> **DATA EXTRACT**
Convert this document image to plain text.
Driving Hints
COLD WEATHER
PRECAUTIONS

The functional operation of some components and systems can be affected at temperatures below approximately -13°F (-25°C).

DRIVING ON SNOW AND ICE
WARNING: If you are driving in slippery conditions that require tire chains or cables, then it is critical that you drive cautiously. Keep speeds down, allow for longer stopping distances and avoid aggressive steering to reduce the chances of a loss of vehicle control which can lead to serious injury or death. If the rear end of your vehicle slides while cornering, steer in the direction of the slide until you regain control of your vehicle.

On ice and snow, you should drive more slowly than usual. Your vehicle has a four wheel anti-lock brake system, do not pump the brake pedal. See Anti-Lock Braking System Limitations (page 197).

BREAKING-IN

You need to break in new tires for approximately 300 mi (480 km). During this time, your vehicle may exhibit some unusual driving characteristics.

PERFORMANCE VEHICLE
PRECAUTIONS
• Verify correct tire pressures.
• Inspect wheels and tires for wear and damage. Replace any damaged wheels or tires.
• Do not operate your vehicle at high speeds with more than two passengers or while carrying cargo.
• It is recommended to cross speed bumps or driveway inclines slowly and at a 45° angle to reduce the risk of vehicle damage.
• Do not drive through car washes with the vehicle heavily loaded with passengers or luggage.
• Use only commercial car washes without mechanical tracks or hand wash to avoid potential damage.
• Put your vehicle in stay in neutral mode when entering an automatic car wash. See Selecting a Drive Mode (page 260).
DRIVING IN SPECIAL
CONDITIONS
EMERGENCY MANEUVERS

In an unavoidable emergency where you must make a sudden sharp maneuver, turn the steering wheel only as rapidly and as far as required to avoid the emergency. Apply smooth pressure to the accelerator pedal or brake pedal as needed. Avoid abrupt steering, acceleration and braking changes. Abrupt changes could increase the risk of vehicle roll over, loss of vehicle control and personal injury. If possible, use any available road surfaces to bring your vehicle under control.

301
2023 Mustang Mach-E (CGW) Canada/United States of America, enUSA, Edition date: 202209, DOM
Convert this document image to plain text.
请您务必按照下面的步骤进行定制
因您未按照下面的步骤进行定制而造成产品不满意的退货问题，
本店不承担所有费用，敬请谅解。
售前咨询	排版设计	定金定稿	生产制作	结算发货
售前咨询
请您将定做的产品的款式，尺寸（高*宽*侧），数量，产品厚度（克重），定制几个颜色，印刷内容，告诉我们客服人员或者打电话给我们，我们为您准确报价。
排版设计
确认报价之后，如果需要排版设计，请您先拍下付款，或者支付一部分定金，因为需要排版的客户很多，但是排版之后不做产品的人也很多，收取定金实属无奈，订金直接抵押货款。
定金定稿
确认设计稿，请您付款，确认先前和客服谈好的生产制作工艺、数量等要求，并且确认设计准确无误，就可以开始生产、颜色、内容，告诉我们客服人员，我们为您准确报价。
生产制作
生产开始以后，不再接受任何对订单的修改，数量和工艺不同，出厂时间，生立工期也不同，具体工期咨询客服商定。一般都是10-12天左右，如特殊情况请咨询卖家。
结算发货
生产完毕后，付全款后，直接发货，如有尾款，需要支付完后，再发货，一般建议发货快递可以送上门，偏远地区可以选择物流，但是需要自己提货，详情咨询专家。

> **INSTRUCTIONS FOR THE TASK**
Check each line of the entries above, and show every one holding the word "damage".

> **FINAL ANSWER**
• Inspect wheels and tires for wear and damage. Replace any damaged wheels or tires.
• It is recommended to cross speed bumps or driveway inclines slowly and at a 45° angle to reduce the risk of vehicle damage.
• Use only commercial car washes without mechanical tracks or hand wash to avoid potential damage.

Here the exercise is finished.